> The problem
Please rewrite the items below, changing every "caption-line" to "caption-text" and leaving everything else untouched. Omit the pictures from your answer.
· · · · ·
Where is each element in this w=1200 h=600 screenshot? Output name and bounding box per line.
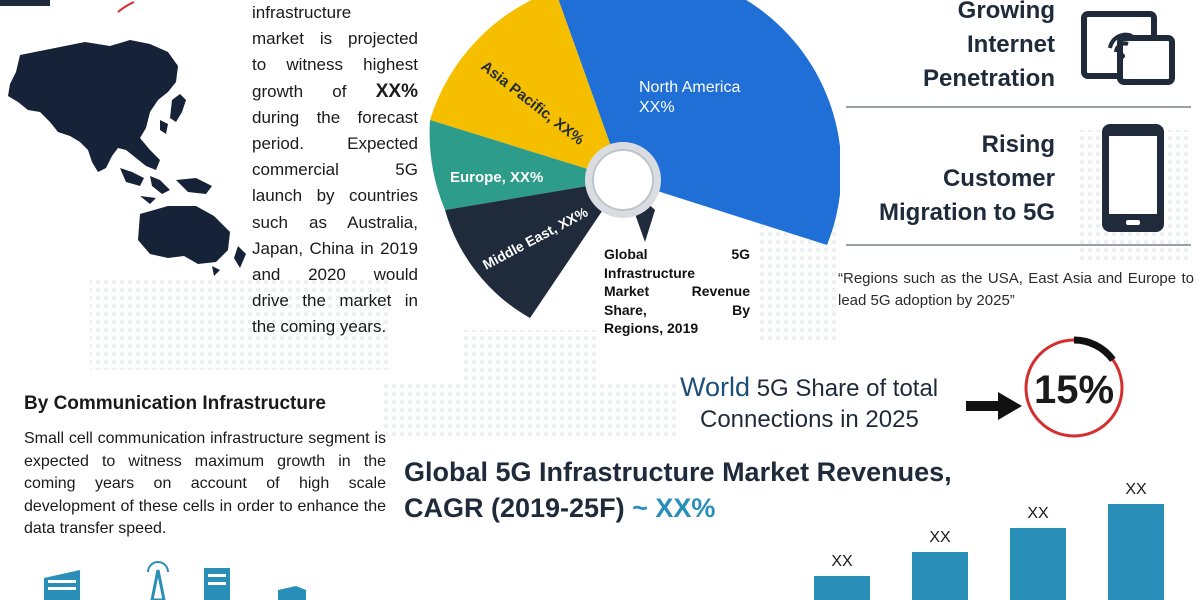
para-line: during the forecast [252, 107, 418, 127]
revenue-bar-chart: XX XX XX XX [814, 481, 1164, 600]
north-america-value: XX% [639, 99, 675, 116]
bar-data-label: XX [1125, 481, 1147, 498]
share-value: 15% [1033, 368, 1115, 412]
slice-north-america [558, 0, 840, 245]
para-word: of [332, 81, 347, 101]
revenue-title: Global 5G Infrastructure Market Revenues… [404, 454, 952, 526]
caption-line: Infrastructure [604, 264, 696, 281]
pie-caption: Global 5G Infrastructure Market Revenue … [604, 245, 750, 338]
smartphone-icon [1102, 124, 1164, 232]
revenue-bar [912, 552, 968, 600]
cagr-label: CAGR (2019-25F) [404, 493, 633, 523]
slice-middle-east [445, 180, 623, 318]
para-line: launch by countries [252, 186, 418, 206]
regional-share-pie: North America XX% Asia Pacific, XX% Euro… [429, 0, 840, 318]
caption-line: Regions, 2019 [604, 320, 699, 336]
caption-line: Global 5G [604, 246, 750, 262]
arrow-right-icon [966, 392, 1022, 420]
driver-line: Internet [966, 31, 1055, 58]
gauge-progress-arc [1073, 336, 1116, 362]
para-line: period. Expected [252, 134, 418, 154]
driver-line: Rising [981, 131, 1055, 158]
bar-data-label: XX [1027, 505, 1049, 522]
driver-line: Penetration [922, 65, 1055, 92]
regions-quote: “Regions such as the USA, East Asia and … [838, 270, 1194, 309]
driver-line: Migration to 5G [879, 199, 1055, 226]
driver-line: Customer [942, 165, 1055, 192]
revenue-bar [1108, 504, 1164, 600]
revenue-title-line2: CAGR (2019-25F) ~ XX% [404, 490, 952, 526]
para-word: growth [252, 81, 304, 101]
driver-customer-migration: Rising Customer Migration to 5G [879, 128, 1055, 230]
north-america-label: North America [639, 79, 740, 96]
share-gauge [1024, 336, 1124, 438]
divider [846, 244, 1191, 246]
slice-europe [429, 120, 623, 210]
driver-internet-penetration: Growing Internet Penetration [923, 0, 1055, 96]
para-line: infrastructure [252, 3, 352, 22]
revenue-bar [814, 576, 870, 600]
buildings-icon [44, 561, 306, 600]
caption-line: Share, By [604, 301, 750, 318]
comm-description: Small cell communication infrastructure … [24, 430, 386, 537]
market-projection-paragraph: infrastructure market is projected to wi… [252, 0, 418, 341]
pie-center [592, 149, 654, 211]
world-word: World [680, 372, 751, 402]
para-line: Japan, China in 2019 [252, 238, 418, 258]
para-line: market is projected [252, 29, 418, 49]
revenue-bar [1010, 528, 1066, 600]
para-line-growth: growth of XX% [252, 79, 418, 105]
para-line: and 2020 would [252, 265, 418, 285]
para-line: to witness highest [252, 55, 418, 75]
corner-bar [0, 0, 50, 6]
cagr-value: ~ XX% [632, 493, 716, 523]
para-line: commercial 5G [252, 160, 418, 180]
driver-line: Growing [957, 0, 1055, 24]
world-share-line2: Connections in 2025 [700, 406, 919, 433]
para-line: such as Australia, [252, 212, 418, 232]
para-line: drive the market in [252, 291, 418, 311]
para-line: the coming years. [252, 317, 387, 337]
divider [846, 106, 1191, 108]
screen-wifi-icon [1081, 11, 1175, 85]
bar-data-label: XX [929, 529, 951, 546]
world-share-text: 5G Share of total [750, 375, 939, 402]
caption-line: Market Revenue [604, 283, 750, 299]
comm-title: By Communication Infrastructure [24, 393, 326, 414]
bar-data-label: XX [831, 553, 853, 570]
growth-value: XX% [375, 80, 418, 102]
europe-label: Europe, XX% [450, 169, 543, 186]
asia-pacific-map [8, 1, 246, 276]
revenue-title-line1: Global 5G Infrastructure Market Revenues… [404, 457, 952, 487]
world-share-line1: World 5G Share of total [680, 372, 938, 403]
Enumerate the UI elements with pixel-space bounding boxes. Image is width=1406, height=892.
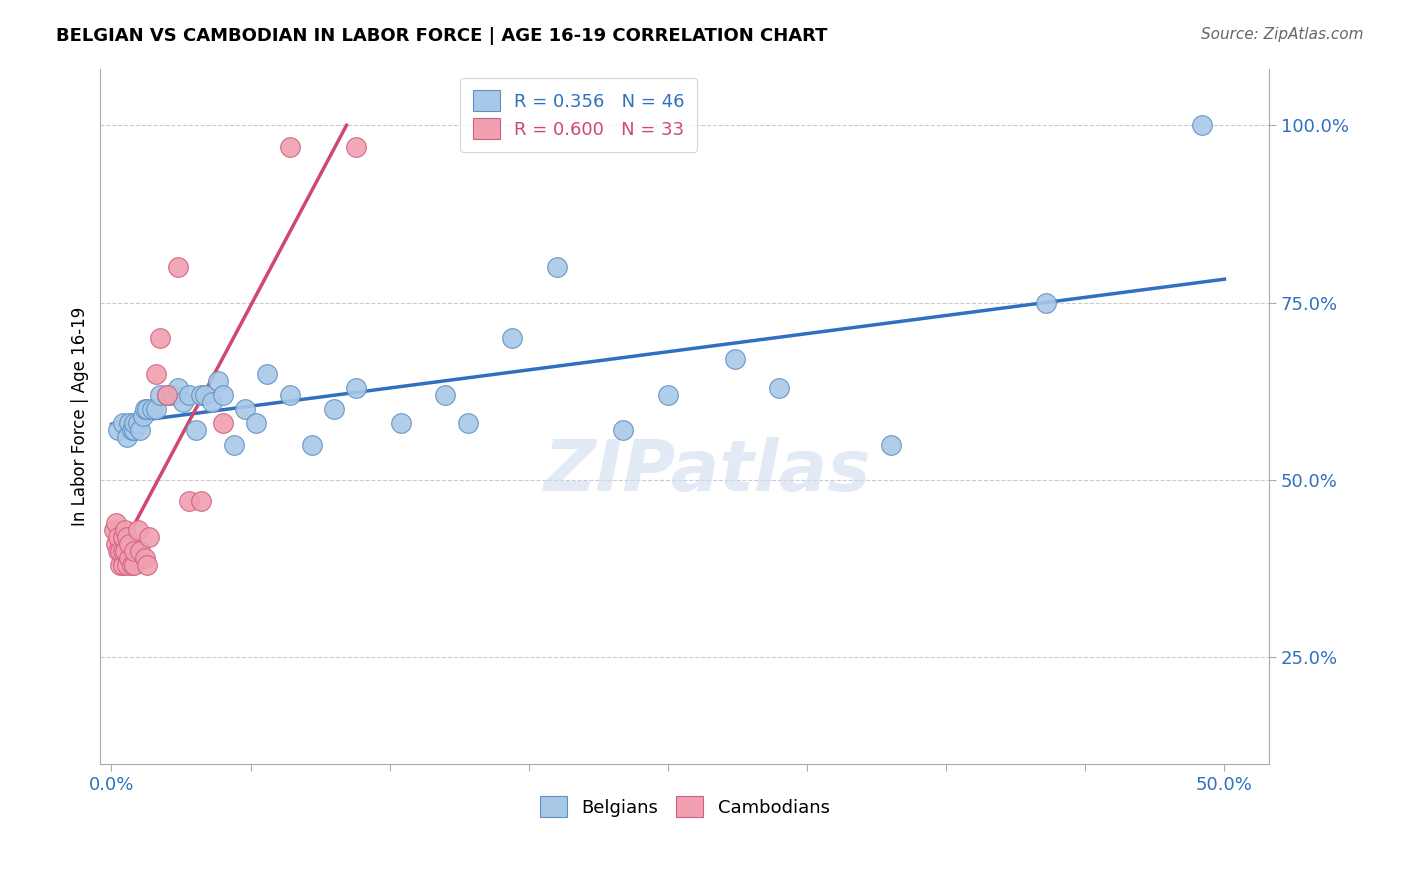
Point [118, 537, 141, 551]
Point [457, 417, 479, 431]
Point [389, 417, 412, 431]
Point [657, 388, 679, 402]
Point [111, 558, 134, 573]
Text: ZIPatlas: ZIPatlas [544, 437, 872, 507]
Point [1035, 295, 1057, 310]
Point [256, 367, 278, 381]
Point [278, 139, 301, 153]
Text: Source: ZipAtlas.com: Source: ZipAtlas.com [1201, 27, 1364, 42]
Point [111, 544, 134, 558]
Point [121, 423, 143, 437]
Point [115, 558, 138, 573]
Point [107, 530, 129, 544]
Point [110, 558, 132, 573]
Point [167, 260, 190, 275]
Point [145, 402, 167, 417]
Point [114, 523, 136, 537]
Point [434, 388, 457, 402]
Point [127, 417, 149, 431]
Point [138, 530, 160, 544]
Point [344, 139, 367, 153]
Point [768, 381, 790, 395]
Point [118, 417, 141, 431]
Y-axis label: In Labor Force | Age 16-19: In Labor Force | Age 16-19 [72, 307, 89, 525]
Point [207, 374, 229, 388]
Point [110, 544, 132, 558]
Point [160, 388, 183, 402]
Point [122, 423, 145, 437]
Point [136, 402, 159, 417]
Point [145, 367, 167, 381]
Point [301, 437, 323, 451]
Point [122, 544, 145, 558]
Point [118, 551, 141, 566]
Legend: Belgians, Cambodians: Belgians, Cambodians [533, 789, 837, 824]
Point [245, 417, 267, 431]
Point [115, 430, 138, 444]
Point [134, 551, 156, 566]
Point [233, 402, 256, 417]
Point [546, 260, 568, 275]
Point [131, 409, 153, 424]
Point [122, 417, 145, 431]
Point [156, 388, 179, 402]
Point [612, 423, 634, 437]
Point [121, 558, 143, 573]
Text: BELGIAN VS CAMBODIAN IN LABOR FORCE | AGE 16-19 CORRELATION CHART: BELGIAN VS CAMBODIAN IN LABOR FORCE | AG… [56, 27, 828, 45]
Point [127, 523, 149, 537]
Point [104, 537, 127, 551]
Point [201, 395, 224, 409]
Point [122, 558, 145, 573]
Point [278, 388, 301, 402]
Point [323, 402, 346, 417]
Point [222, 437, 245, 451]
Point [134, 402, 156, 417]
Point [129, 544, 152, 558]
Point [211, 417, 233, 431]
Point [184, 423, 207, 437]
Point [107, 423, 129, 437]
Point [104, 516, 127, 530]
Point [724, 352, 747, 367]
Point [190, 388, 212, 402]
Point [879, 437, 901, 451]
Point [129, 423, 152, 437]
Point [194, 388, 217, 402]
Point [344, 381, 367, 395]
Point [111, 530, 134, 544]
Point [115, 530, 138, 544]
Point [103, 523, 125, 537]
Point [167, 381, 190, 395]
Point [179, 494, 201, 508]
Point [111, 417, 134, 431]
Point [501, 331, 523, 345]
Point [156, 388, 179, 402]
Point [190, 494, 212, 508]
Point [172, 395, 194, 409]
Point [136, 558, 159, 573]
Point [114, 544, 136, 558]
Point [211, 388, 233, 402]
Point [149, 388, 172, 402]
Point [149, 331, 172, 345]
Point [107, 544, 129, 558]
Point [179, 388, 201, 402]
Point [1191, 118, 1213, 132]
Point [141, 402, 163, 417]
· · · · ·
> Solution to this problem
Where is each element in this w=1200 h=600 screenshot? Output name and bounding box per line.
para-line: during the forecast [252, 107, 418, 127]
revenue-bar-chart: XX XX XX XX [814, 481, 1164, 600]
north-america-value: XX% [639, 99, 675, 116]
bar-data-label: XX [1125, 481, 1147, 498]
share-value: 15% [1033, 368, 1115, 412]
slice-north-america [558, 0, 840, 245]
para-word: of [332, 81, 347, 101]
revenue-title: Global 5G Infrastructure Market Revenues… [404, 454, 952, 526]
caption-text: Infrastructure [604, 264, 696, 281]
pie-caption: Global 5G Infrastructure Market Revenue … [604, 245, 750, 338]
smartphone-icon [1102, 124, 1164, 232]
revenue-bar [912, 552, 968, 600]
cagr-label: CAGR (2019-25F) [404, 493, 633, 523]
slice-middle-east [445, 180, 623, 318]
para-line: launch by countries [252, 186, 418, 206]
regional-share-pie: North America XX% Asia Pacific, XX% Euro… [429, 0, 840, 318]
caption-text: Regions, 2019 [604, 320, 699, 336]
caption-text: Global 5G [604, 246, 750, 262]
arrow-right-icon [966, 392, 1022, 420]
driver-line: Internet [966, 31, 1055, 58]
gauge-progress-arc [1073, 336, 1116, 362]
para-line: period. Expected [252, 134, 418, 154]
driver-line: Rising [981, 131, 1055, 158]
bar-data-label: XX [1027, 505, 1049, 522]
driver-line: Penetration [922, 65, 1055, 92]
regions-quote: “Regions such as the USA, East Asia and … [838, 270, 1194, 309]
driver-line: Migration to 5G [879, 199, 1055, 226]
driver-line: Customer [942, 165, 1055, 192]
revenue-bar [1108, 504, 1164, 600]
revenue-title-line2: CAGR (2019-25F) ~ XX% [404, 490, 952, 526]
para-word: growth [252, 81, 304, 101]
driver-customer-migration: Rising Customer Migration to 5G [879, 128, 1055, 230]
north-america-label: North America [639, 79, 740, 96]
share-gauge [1024, 336, 1124, 438]
divider [846, 244, 1191, 246]
slice-europe [429, 120, 623, 210]
driver-internet-penetration: Growing Internet Penetration [923, 0, 1055, 96]
para-line: infrastructure [252, 3, 352, 22]
revenue-bar [814, 576, 870, 600]
buildings-icon [44, 561, 306, 600]
caption-text: Share, By [604, 301, 750, 318]
comm-description: Small cell communication infrastructure … [24, 430, 386, 537]
market-projection-paragraph: infrastructure market is projected to wi… [252, 0, 418, 341]
pie-center [592, 149, 654, 211]
world-word: World [680, 372, 751, 402]
para-line: Japan, China in 2019 [252, 238, 418, 258]
para-line: market is projected [252, 29, 418, 49]
revenue-bar [1010, 528, 1066, 600]
para-line-growth: growth of XX% [252, 79, 418, 105]
para-line: and 2020 would [252, 265, 418, 285]
para-line: to witness highest [252, 55, 418, 75]
corner-bar [0, 0, 50, 6]
cagr-value: ~ XX% [632, 493, 716, 523]
para-line: commercial 5G [252, 160, 418, 180]
driver-line: Growing [957, 0, 1055, 24]
world-share-line2: Connections in 2025 [700, 406, 919, 433]
para-line: such as Australia, [252, 212, 418, 232]
para-line: drive the market in [252, 291, 418, 311]
para-line: the coming years. [252, 317, 387, 337]
divider [846, 106, 1191, 108]
screen-wifi-icon [1081, 11, 1175, 85]
bar-data-label: XX [929, 529, 951, 546]
world-share-text: 5G Share of total [750, 375, 939, 402]
caption-text: Market Revenue [604, 283, 750, 299]
comm-title: By Communication Infrastructure [24, 393, 326, 414]
bar-data-label: XX [831, 553, 853, 570]
growth-value: XX% [375, 80, 418, 102]
europe-label: Europe, XX% [450, 169, 543, 186]
asia-pacific-map [8, 1, 246, 276]
revenue-title-line1: Global 5G Infrastructure Market Revenues… [404, 457, 952, 487]
world-share-line1: World 5G Share of total [680, 372, 938, 403]
Enumerate the UI elements with pixel-space bounding boxes. Image is width=1406, height=892.
Point [118, 537, 141, 551]
Point [457, 417, 479, 431]
Point [389, 417, 412, 431]
Point [657, 388, 679, 402]
Point [111, 558, 134, 573]
Text: ZIPatlas: ZIPatlas [544, 437, 872, 507]
Point [1035, 295, 1057, 310]
Point [256, 367, 278, 381]
Point [278, 139, 301, 153]
Text: Source: ZipAtlas.com: Source: ZipAtlas.com [1201, 27, 1364, 42]
Point [111, 544, 134, 558]
Point [121, 423, 143, 437]
Point [115, 558, 138, 573]
Point [107, 530, 129, 544]
Point [110, 558, 132, 573]
Point [167, 260, 190, 275]
Point [145, 402, 167, 417]
Point [114, 523, 136, 537]
Point [434, 388, 457, 402]
Point [127, 417, 149, 431]
Point [138, 530, 160, 544]
Point [344, 139, 367, 153]
Point [768, 381, 790, 395]
Point [118, 417, 141, 431]
Y-axis label: In Labor Force | Age 16-19: In Labor Force | Age 16-19 [72, 307, 89, 525]
Point [207, 374, 229, 388]
Point [110, 544, 132, 558]
Point [160, 388, 183, 402]
Point [122, 423, 145, 437]
Point [136, 402, 159, 417]
Point [145, 367, 167, 381]
Point [301, 437, 323, 451]
Point [122, 544, 145, 558]
Point [118, 551, 141, 566]
Legend: Belgians, Cambodians: Belgians, Cambodians [533, 789, 837, 824]
Point [245, 417, 267, 431]
Point [115, 430, 138, 444]
Point [134, 551, 156, 566]
Point [233, 402, 256, 417]
Point [546, 260, 568, 275]
Point [131, 409, 153, 424]
Point [122, 417, 145, 431]
Point [156, 388, 179, 402]
Point [612, 423, 634, 437]
Point [121, 558, 143, 573]
Text: BELGIAN VS CAMBODIAN IN LABOR FORCE | AGE 16-19 CORRELATION CHART: BELGIAN VS CAMBODIAN IN LABOR FORCE | AG… [56, 27, 828, 45]
Point [127, 523, 149, 537]
Point [104, 537, 127, 551]
Point [201, 395, 224, 409]
Point [122, 558, 145, 573]
Point [278, 388, 301, 402]
Point [323, 402, 346, 417]
Point [222, 437, 245, 451]
Point [134, 402, 156, 417]
Point [129, 544, 152, 558]
Point [211, 417, 233, 431]
Point [184, 423, 207, 437]
Point [107, 423, 129, 437]
Point [104, 516, 127, 530]
Point [724, 352, 747, 367]
Point [190, 388, 212, 402]
Point [879, 437, 901, 451]
Point [129, 423, 152, 437]
Point [194, 388, 217, 402]
Point [344, 381, 367, 395]
Point [111, 530, 134, 544]
Point [115, 530, 138, 544]
Point [103, 523, 125, 537]
Point [167, 381, 190, 395]
Point [179, 494, 201, 508]
Point [111, 417, 134, 431]
Point [501, 331, 523, 345]
Point [156, 388, 179, 402]
Point [190, 494, 212, 508]
Point [172, 395, 194, 409]
Point [136, 558, 159, 573]
Point [114, 544, 136, 558]
Point [211, 388, 233, 402]
Point [149, 388, 172, 402]
Point [149, 331, 172, 345]
Point [107, 544, 129, 558]
Point [179, 388, 201, 402]
Point [1191, 118, 1213, 132]
Point [141, 402, 163, 417]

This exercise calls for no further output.